Return each line containing "initialize".

────────────────────

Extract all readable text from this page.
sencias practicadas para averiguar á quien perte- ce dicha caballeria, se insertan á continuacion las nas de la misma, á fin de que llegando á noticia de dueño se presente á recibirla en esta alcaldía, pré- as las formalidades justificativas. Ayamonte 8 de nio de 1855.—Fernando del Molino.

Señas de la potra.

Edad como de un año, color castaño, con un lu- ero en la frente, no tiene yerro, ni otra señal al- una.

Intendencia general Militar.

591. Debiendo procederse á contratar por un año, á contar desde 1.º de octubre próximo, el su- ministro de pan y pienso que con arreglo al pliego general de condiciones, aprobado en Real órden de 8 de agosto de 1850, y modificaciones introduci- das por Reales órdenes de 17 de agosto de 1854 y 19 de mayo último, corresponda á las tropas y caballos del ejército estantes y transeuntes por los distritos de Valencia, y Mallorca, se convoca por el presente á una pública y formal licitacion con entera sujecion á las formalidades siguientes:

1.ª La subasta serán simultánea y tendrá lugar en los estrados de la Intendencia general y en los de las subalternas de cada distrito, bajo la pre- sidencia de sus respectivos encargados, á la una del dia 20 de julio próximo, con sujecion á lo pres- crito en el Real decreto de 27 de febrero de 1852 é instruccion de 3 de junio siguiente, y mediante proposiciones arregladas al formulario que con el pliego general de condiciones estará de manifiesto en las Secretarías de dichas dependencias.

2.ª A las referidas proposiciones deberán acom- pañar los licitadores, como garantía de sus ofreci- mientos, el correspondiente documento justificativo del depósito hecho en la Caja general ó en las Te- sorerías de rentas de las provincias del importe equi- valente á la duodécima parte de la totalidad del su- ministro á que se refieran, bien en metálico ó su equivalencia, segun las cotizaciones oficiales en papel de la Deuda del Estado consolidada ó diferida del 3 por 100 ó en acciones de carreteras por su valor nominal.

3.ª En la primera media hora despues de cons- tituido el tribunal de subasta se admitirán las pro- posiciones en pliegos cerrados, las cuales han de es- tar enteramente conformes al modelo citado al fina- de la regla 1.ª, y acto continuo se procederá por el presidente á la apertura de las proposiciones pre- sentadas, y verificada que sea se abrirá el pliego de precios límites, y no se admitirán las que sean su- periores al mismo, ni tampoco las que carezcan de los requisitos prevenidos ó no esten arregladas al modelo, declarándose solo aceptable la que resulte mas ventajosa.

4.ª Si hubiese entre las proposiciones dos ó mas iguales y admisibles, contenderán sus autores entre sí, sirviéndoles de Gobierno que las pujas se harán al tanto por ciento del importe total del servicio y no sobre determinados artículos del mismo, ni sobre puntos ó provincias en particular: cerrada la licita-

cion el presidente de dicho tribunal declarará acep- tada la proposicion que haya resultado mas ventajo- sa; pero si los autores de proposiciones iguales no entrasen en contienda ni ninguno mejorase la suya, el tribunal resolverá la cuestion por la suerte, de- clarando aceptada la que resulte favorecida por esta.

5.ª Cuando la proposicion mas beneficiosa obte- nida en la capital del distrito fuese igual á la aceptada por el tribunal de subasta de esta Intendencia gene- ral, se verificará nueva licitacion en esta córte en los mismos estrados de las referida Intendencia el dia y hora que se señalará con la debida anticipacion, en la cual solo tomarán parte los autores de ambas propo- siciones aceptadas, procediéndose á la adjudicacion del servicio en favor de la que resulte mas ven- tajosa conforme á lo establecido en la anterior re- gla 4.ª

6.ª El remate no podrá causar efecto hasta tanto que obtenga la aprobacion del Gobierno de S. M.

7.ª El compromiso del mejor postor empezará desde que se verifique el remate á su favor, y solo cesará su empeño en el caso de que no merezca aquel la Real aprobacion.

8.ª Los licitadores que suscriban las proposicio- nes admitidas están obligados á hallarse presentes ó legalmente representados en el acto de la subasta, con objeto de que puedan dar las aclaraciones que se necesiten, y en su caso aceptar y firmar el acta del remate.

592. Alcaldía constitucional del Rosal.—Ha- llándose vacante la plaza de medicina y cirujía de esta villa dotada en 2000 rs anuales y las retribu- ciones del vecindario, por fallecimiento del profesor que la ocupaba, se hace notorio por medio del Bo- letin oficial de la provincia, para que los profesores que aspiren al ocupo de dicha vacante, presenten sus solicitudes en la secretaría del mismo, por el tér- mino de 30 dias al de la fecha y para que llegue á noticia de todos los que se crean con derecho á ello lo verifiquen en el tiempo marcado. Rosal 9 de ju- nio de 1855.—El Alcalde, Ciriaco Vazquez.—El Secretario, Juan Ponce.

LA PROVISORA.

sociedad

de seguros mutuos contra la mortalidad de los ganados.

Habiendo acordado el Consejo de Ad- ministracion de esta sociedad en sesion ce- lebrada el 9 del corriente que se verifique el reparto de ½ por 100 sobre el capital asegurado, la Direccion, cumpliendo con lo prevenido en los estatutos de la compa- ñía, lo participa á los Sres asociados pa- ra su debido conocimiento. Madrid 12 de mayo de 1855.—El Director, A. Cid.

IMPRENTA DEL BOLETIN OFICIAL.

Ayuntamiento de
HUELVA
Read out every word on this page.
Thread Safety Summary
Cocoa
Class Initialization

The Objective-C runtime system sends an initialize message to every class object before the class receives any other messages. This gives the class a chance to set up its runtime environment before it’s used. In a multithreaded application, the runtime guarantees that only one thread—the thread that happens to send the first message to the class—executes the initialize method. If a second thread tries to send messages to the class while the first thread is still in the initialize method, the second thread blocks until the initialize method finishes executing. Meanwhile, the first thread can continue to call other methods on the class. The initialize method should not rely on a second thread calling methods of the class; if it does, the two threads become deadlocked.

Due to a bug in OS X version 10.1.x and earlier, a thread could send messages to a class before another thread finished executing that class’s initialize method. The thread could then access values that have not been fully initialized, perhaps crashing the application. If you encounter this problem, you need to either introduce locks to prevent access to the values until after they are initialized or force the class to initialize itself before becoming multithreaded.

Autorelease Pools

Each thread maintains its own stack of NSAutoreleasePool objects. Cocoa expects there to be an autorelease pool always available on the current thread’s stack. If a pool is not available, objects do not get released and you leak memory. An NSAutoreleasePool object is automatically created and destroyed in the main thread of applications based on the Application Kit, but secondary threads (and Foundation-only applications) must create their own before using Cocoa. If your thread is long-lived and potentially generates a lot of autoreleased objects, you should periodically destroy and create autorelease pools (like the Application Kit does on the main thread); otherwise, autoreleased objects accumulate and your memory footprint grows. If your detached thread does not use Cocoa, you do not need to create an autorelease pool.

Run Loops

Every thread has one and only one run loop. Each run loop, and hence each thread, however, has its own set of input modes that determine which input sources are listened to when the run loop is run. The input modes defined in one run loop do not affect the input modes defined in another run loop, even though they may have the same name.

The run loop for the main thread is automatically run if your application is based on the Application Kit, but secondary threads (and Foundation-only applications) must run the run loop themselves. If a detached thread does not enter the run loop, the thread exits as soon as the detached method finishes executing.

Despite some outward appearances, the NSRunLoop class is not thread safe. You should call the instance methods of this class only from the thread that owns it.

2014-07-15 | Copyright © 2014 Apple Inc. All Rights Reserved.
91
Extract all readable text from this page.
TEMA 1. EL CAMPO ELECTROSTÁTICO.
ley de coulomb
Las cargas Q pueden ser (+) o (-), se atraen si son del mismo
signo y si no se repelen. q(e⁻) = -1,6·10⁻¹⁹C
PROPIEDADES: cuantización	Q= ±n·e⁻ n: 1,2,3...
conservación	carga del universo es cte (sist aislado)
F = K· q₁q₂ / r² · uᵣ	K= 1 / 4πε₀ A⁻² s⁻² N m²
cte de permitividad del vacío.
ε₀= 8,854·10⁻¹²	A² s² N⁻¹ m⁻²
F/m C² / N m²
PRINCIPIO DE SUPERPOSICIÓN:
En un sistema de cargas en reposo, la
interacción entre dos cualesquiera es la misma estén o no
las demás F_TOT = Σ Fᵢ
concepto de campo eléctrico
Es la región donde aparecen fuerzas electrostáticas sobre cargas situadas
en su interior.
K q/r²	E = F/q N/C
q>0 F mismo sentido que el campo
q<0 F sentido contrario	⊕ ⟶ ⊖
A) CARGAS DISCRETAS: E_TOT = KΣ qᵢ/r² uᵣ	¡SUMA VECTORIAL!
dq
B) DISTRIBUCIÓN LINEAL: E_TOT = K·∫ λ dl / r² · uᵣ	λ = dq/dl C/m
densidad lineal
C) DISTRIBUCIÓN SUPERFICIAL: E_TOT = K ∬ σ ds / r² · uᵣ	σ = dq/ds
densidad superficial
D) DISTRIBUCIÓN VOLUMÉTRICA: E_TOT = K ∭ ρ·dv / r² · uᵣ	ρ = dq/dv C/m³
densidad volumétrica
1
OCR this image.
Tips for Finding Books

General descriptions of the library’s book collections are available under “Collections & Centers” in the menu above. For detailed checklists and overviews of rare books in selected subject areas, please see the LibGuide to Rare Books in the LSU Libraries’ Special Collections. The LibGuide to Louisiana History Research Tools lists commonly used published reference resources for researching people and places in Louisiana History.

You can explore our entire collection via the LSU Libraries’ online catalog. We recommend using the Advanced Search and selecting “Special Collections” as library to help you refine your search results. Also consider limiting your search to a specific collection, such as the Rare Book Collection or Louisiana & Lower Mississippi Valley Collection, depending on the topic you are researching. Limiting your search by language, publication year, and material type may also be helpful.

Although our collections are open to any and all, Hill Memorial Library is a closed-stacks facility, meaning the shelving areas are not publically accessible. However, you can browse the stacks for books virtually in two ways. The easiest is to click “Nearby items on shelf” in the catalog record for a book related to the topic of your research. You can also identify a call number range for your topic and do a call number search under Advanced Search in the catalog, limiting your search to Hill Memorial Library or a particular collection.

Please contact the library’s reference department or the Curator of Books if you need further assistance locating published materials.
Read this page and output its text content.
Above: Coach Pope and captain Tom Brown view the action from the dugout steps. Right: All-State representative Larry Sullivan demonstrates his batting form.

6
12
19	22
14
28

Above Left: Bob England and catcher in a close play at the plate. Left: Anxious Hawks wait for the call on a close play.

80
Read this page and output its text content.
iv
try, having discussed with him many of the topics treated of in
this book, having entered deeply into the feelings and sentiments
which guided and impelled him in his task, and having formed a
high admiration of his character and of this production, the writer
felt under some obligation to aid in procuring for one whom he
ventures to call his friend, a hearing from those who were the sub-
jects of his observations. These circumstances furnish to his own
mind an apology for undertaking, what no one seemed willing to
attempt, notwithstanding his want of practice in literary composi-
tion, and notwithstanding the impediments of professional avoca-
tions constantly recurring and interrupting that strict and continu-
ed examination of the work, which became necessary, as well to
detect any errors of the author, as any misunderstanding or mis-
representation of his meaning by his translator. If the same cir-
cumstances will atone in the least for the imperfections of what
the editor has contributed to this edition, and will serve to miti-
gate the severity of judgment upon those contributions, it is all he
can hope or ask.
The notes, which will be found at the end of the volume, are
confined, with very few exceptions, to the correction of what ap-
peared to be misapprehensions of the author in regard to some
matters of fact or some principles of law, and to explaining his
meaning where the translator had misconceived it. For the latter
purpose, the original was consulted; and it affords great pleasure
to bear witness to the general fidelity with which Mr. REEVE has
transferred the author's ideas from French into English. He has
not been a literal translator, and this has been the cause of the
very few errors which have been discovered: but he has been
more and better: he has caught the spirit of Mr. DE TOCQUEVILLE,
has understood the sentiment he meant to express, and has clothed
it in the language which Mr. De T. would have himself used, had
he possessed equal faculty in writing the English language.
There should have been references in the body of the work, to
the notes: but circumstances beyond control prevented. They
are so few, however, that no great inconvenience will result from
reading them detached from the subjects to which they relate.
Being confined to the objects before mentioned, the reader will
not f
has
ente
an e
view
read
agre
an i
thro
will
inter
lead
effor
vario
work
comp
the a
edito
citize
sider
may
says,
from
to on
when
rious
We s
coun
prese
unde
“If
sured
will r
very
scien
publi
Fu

────────────────────

### Task output
The Objective-C runtime system sends an initialize message to every class object before the class receives any other messages. This gives the class a chance to set up its runtime environment before it’s used. In a multithreaded application, the runtime guarantees that only one thread—the thread that happens to send the first message to the class—executes the initialize method. If a second thread tries to send messages to the class while the first thread is still in the initialize method, the second thread blocks until the initialize method finishes executing. Meanwhile, the first thread can continue to call other methods on the class. The initialize method should not rely on a second thread calling methods of the class; if it does, the two threads become deadlocked.
Due to a bug in OS X version 10.1.x and earlier, a thread could send messages to a class before another thread finished executing that class’s initialize method. The thread could then access values that have not been fully initialized, perhaps crashing the application. If you encounter this problem, you need to either introduce locks to prevent access to the values until after they are initialized or force the class to initialize itself before becoming multithreaded.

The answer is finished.